High Availability PostgreSQL with Patroni and HAProxy

Published:13 December 2023 - 12 min. read

Arvid Larson Image

Arvid Larson

Read more tutorials by Arvid Larson!

Facing the challenge of maintaining a resilient PostgreSQL database in the ever-changing landscape of digital demands? If the term “Patroni” resonates with your tech aspirations, you’re on the verge of unlocking a solution that elevates PostgreSQL into a fortress of high availability.

Certainly, a challenge awaits, but fear not – you’re embarking on a transformative journey to constructing an unwavering PostgreSQL cluster. Envision a future where database disruptions are mere blips, and your PostgreSQL setup stands as the epitome of reliability.

Get ready to fortify your PostgreSQL environment into an unshakeable bastion!

Prerequisites

Before you jump on implementing high availability for PostgreSQL, ensure that you have the following in place:

  • Five (or more) Linux servers – This tutorial uses Debian 12 servers, each with a non-root user with sudo/administrator privileges as follows:
HostnameIP AddressUsed as
postgres01192.168.5.20PostgreSQL Server
postgres02192.168.5.21PostgreSQL Server
postgres03192.168.5.22PostgreSQL Server
etcd192.168.5.15Cluster Data Store
haproxy192.168.5.16Load Balancer

Installing PostgreSQL Server and Patroni

With all the prerequisites met, picture this moment as laying the foundation for a robust, fail-safe database environment. The goal is to create a high-availability PostgreSQL deployment via PostgreSQL 15. But first, you must install the required packages (PostgreSQL Server and Patroni) on all your PostgreSQL servers.

Patroni is a Python-based application for creating high-availability PostgreSQL deployment in your data centers, from bare-metal to Kubernetes. Patroni is available on the official PostgreSQL repository and supports PostgreSQL servers 9.5-16.

To install PostgreSQL Server and Patroni, carry out the following:

💡 NOTE: Complete the following operations on PostgreSQL servers. In this case, postgres01, postgres02, and postgres03.

1. Open a terminal and run the curl command below, which has no output but adds the GPG key for the PostgreSQL repository to /usr/share/keyrings/pgdg.gpg.


💡 This tutorial uses a root account for command execution to ensure demonstration compatibility. But remember that employing a non-root account with sudo privileges is highly advisable. With a non-root account, you must prefix your commands with sudo for enhanced security and best practices.

curl -fsSL <https://www.postgresql.org/media/keys/ACCC4CF8.asc> | sudo gpg --dearmor -o /usr/share/keyrings/pgdg.gpg

2. Next, execute the following command, which does not provide output but adds the PostgreSQL repository to the list of package sources in the /etc/apt/sources.list.d/pgdg.list file.

sh -c 'echo "deb [arch=amd64 signed-by=/usr/share/keyrings/pgdg.gpg] <https://apt.postgresql.org/pub/repos/apt> $(lsb_release -cs)-pgdg main" > /etc/apt/sources.list.d/pgdg.list'

3. Once added, run the below apt update command to refresh your package index and retrieve newer package information.

-.-.-

Directive:
Transcribe word for word the portion of the PostgreSQL high-availability tutorial that runs from "1. Open a terminal" up to and including "the /etc/apt/sources.list.d/pgdg.list file.".

Data extract:
-.-.-

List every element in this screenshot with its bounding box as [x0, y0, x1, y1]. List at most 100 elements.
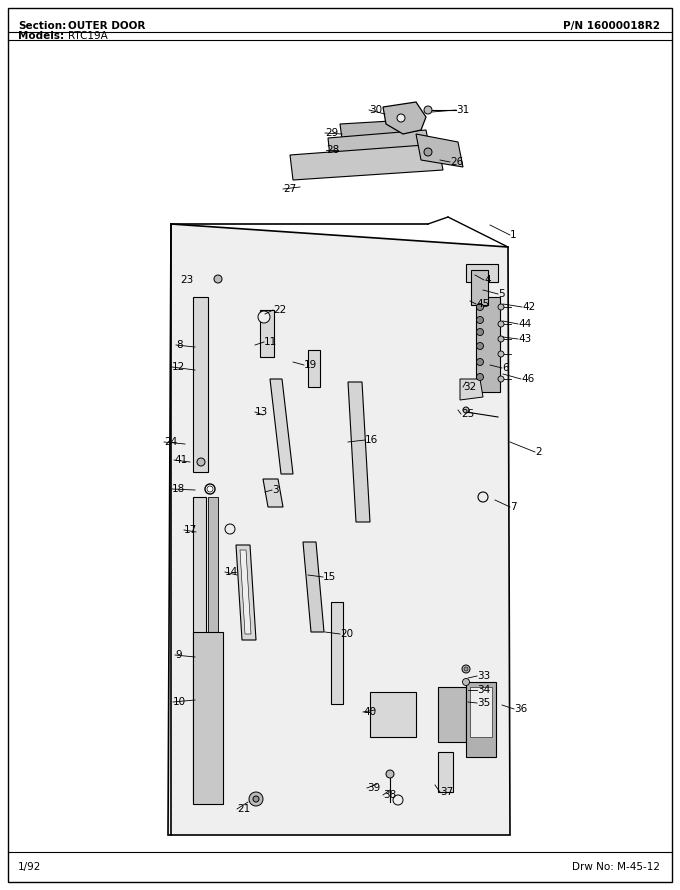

-.-.-

Answer in full:
1. Open a terminal and run the curl command below, which has no output but adds the GPG key for the PostgreSQL repository to /usr/share/keyrings/pgdg.gpg.


💡 This tutorial uses a root account for command execution to ensure demonstration compatibility. But remember that employing a non-root account with sudo privileges is highly advisable. With a non-root account, you must prefix your commands with sudo for enhanced security and best practices.

curl -fsSL <https://www.postgresql.org/media/keys/ACCC4CF8.asc> | sudo gpg --dearmor -o /usr/share/keyrings/pgdg.gpg

2. Next, execute the following command, which does not provide output but adds the PostgreSQL repository to the list of package sources in the /etc/apt/sources.list.d/pgdg.list file.